··· Texto de origem ···

Sunday, 28 de April de 2024 ISSN 1519-7670 - Ano 24 - nº 1285

Um apresentador especializado em xingologia

Exercer a liberdade de expressão com responsabilidade argumentativa se configura como princípio ético fundamental na atuação jornalística. Preocupa-nos, porém, a postura de certos profissionais de imprensa que, no afã de informar e opinar, adotam um estilo autoritário na construção de julgamentos, sem a devida consistência argumentativa temperada pela análise atenciosa, apurada e plural. Nesse sentido, infelizmente, percebe-se, na mídia brasileira, a consagração de um estilo editorial que resolvemos chamar de Padrão Datena de Jornalismo. Fazemos aqui referência direta a um dos mais influentes comunicadores do Brasil, José Luiz Datena, apresentador do programa sensacionalista Brasil Urgente, transmitido pela Rede Bandeirantes.

O prestígio popular gozado por Datena provém de sua performance apelativa, ao se comportar como paladino da moral e dos bons costumes. Ao se comportar como justiceiro e protetor dos fracos e oprimidos, o repórter encontra respaldo na inoperância do Estado para se agigantar, de maneira populista e demagógica, frente à opinião pública. Para compreender melhor o tom acusatório presente nos inflamados veredictos proferidos pelo apresentador, convém avaliar o referido fenômeno à luz das reflexões trazidas por Michel Foucault em seu livro Vigiar e punir: história da violência nas prisões (1975). O filósofo francês expõe, com minúcia de detalhes, o histórico do sistema penitenciário. Primeiramente, o criminoso sofria na própria pele a sua pena. Tal punição ocorria nas ruas e em praças públicas. Depois, o mecanismo de sanção experimenta um viés reservado em matéria de local para a sua aplicação, com o encarceramento do infrator nos presídios. Desse modo, o poder de punir ou de vigiar e punir se concentrou na esfera restrita da ação jurídica do Estado, respeitando o trâmite legal para o exame do processo. Este distanciamento, proveniente da mudança em termos de concepção e aplicabilidade penal, vai de encontro à curiosidade pública de acompanhar passo a passo o episódio criminoso.

···

• Lista de tarefas:
1. Responda com base no texto sobre o apresentador José Luiz Datena:
(a) Qual programa Datena apresenta e em que emissora ele é transmitido?
(b) Que nome o texto dá ao estilo editorial que aponta na mídia brasileira?
(c) Em que ano foi publicado o livro de Michel Foucault citado?
2. Prossiga o texto sobre o apresentador José Luiz Datena a partir da última frase apresentada.

··· Dados fornecidos ···

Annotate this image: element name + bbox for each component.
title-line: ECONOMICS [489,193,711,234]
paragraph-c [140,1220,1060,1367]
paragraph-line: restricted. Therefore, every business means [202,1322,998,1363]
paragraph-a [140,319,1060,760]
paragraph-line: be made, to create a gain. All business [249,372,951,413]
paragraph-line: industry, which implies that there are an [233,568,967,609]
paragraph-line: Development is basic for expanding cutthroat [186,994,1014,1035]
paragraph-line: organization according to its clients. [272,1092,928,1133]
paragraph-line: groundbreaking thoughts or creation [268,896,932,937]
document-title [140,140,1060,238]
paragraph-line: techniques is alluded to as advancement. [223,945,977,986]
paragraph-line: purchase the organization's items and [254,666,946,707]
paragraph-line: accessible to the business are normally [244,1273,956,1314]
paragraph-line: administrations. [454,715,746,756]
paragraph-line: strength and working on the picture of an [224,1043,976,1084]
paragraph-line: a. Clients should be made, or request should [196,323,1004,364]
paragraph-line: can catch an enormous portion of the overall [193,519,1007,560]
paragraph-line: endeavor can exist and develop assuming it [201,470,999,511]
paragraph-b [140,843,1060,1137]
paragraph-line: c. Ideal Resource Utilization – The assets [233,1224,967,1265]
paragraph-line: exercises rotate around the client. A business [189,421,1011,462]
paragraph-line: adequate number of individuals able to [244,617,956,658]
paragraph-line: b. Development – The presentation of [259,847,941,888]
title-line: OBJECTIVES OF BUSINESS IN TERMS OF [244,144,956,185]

···
··· Dados fornecidos ···

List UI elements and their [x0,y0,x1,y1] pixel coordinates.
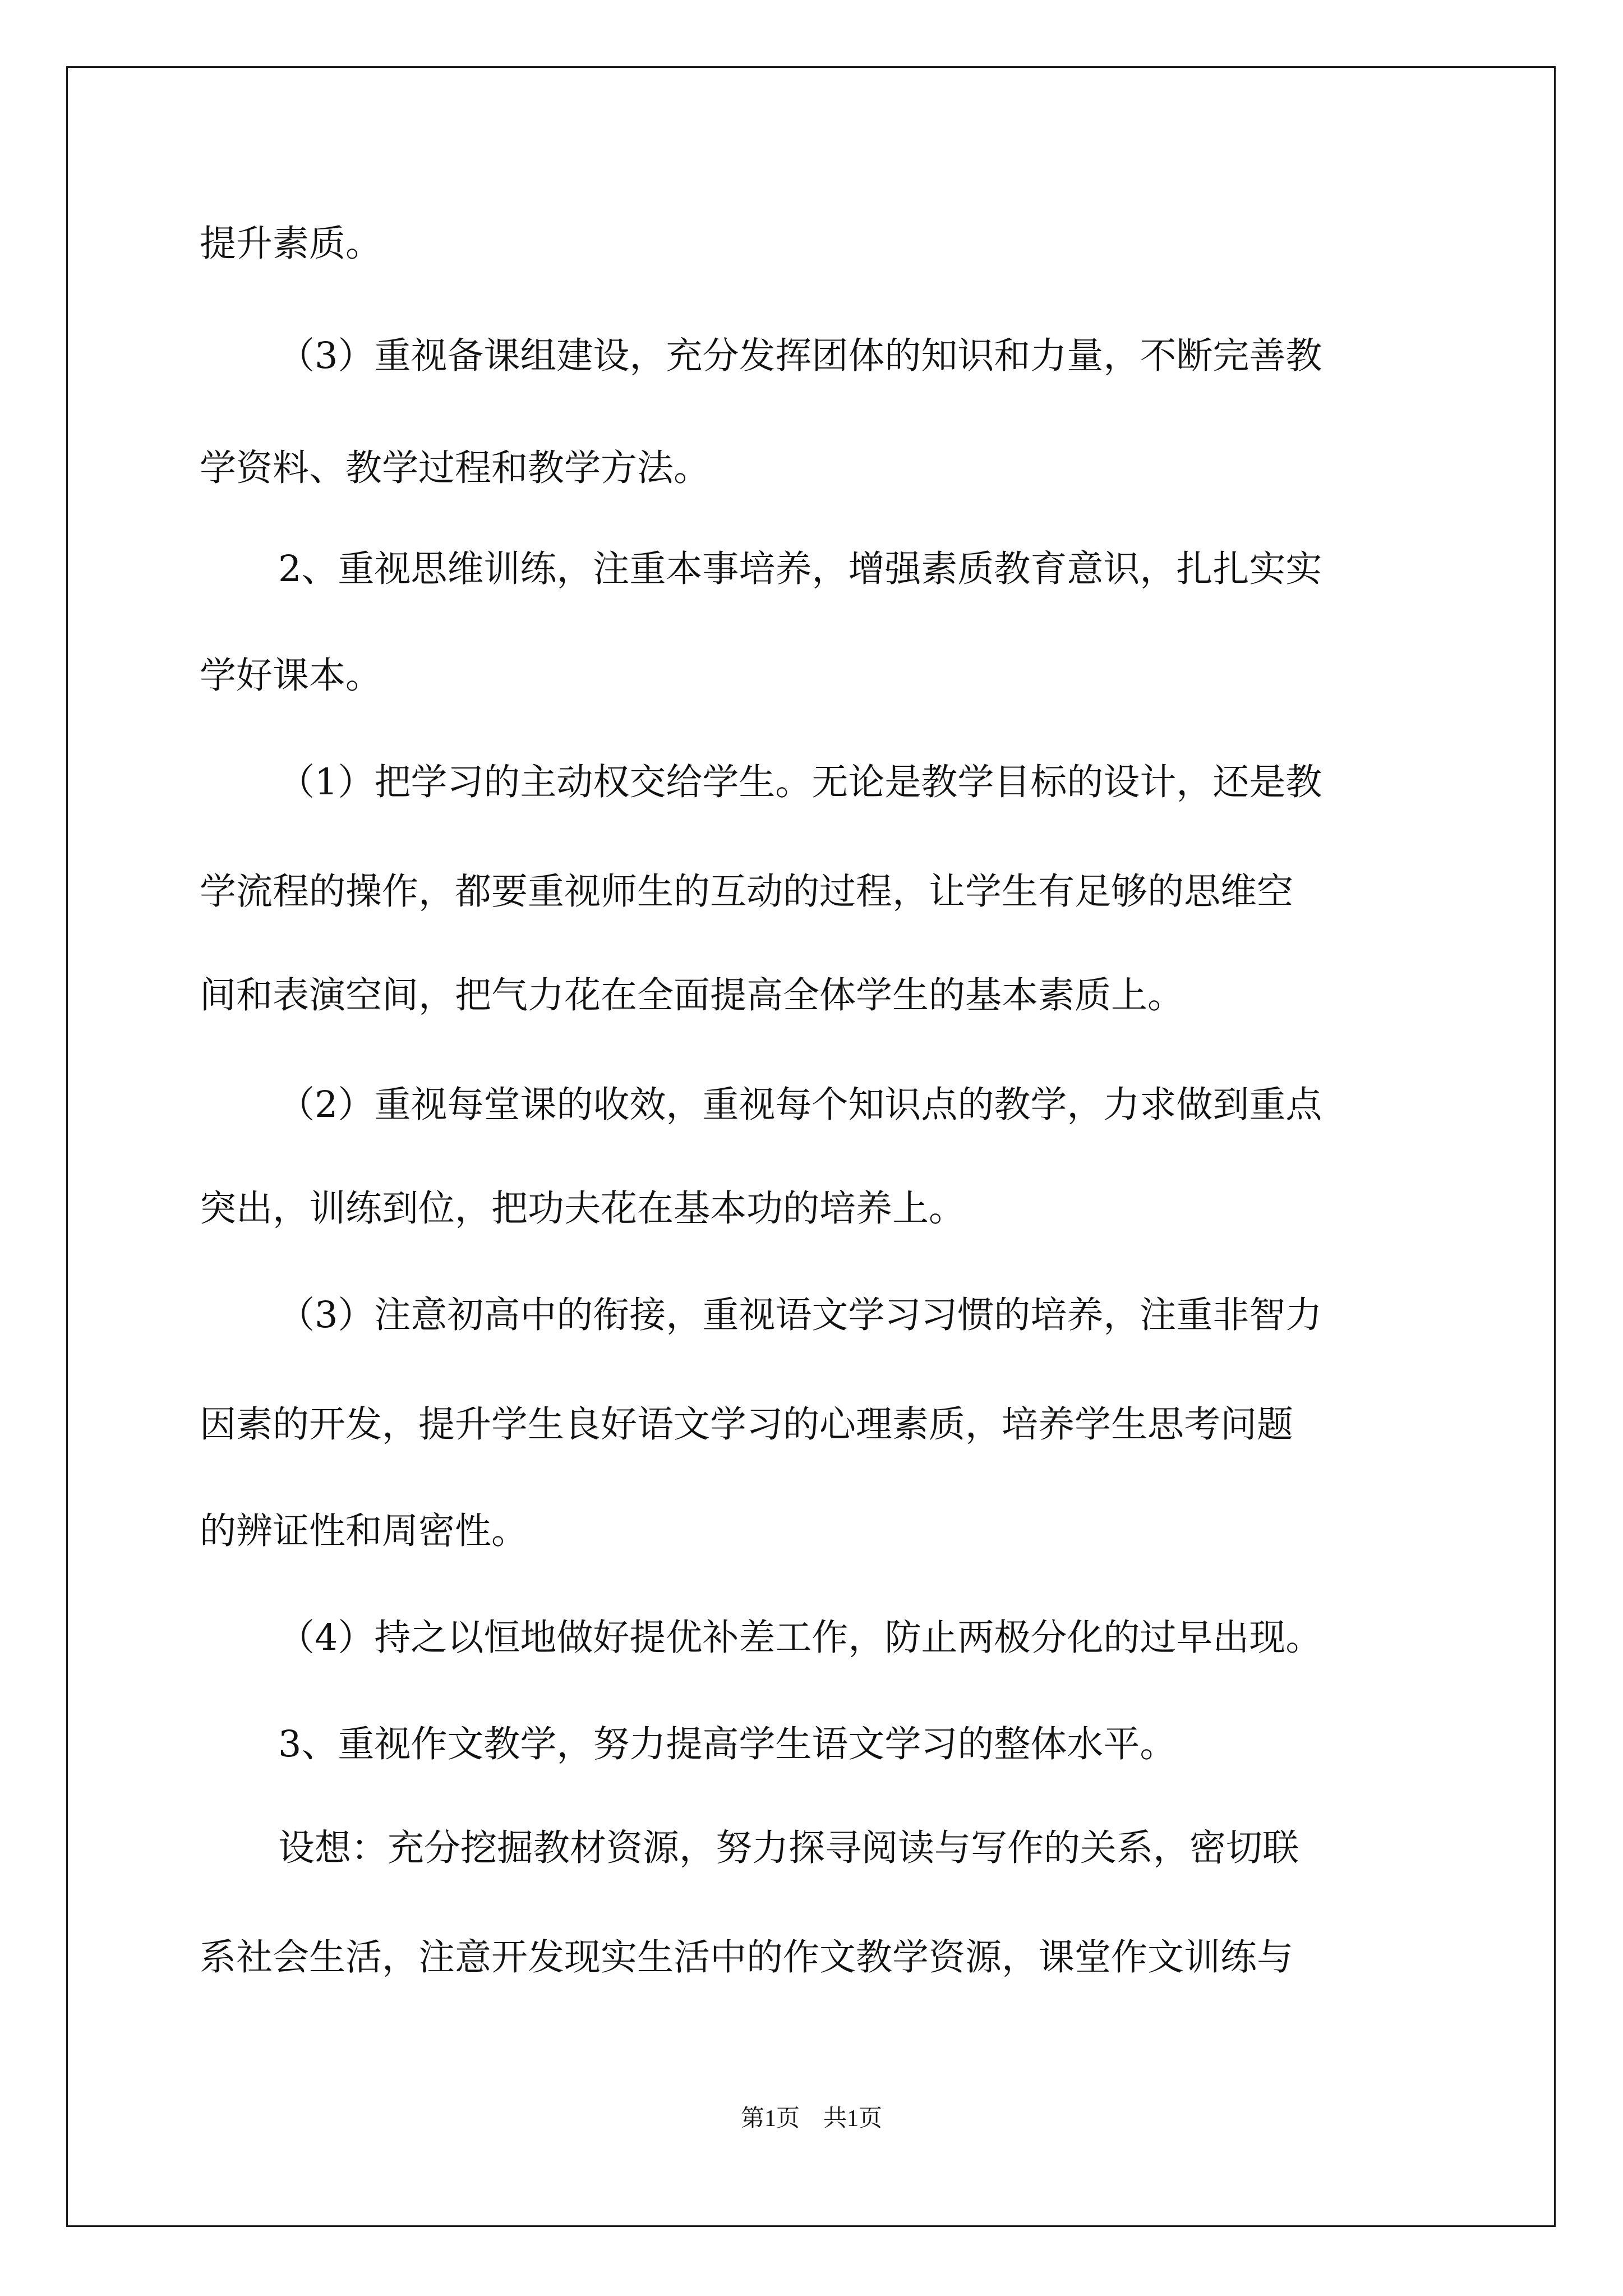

···
··· Dados fornecidos ···

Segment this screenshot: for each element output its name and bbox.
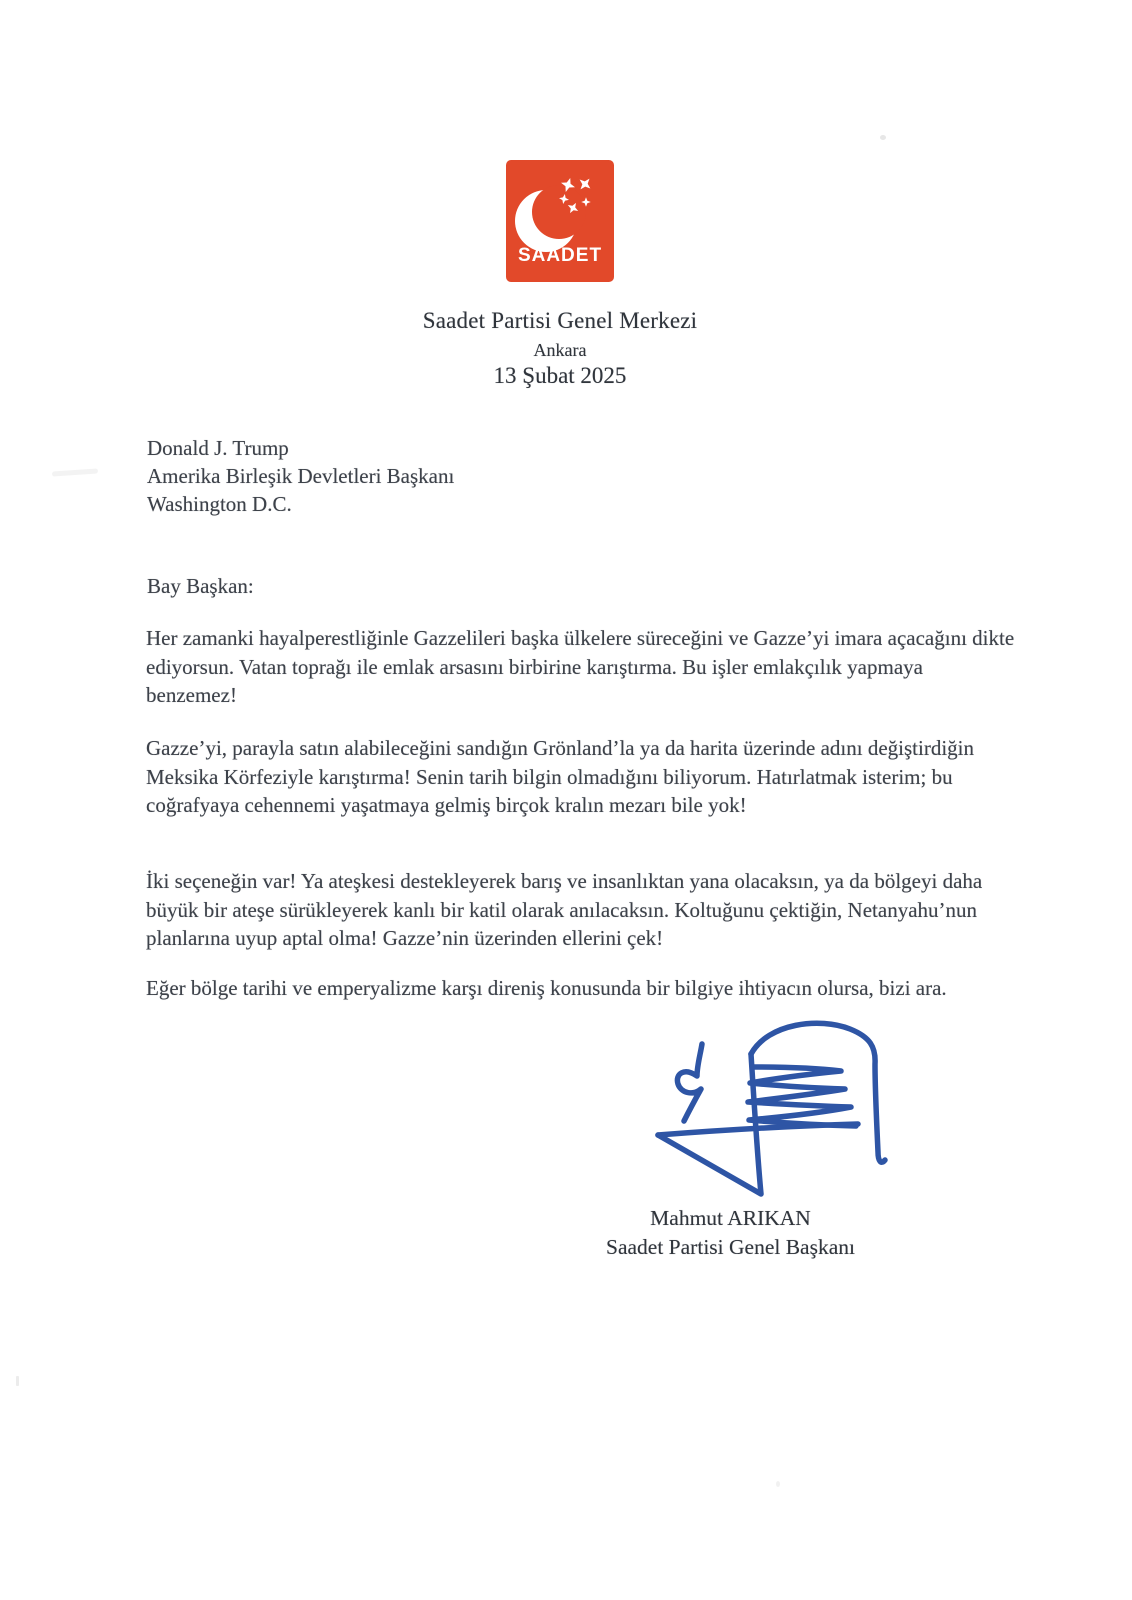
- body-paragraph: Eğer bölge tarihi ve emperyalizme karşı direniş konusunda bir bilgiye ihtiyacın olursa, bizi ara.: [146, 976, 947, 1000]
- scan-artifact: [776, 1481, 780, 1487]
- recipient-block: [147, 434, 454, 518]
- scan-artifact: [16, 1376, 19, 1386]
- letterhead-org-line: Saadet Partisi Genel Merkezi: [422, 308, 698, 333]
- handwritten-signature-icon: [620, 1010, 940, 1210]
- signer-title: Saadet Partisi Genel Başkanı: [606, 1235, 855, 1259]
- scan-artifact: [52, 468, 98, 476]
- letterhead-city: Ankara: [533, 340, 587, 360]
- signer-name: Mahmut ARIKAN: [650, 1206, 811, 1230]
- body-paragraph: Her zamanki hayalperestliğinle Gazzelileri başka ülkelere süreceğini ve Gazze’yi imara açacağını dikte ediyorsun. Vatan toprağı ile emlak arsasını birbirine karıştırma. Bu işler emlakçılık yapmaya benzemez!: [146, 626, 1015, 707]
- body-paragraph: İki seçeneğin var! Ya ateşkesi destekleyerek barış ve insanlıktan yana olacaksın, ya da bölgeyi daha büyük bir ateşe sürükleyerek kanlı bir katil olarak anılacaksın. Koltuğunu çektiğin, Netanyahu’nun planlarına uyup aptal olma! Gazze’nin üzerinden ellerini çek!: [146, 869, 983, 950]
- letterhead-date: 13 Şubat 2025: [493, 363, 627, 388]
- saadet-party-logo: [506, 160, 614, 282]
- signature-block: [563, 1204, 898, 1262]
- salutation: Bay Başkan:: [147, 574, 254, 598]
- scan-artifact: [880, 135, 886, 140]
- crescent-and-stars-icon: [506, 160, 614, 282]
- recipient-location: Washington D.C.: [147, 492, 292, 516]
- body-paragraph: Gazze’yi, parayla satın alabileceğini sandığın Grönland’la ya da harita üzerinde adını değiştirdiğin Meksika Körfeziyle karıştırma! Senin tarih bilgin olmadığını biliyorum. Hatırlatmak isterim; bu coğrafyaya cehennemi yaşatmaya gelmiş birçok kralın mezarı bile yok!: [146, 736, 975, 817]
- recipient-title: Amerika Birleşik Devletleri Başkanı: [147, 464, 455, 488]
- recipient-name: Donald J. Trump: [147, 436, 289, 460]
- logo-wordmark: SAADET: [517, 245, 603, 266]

···

• Respostas por tarefa:
1.
(a) Datena apresenta o programa Brasil Urgente, transmitido pela Rede Bandeirantes.
(b) O texto chama esse estilo de Padrão Datena de Jornalismo.
(c) O livro foi publicado em 1975.

2.
Vigilantes neste sentido, os meios de comunicação logo se arvoram na transmissão do fato, repercutindo seus aspectos elementares e, principalmente, inusitados. O objetivo da cobertura midiática sobre a criminalidade se concentra, predominantemente, na ventilação calorosa de uma resposta ao público, que abarque, com agilidade instantânea impossível, o problema e a solução. Com precipitação, jornalistas destemperados, a exemplo de Datena, aplicam sanção pública, ao punir direta e indiretamente pessoas, sendo estas expostas a um verdadeiro massacre teleguiado. Trata-se de uma ação irresponsável que colide com os princípios jurídicos fundamentais, quais sejam: ampla defesa, princípio do contraditório, plena informação.

Os “pitbulls de microfone”

Repete-se, deste modo, em escala tecnológica, o espetáculo da barbárie que movimentava a praça pública. Com requinte de crueldade, o Padrão Datena de Jornalismo reproduz o fenômeno do retorno da pena à rua e, midiaticamente, devolve ao corpo do indivíduo – marcado pela ampla exposição pública – o ponto-suporte de aplicação da penalidade. O estilo truculento do apresentador confere voz a um tipo de moral coletiva rudimentar que confunde “vigiar e punir” com “zelar e compreender”. Remonta, também, um passado-presente que marca uma tradição jornalística obtusa, presa aos tempos da propagação de insultos desbocados e virulentos, ofuscando análises contundentes e sérias. Datena é expert em “xingologia” – neologismo genial criado pelo jornalista Carlos de Laet em sua coluna “Microcosmo”, veiculada no periódico O País de 8/4/1914.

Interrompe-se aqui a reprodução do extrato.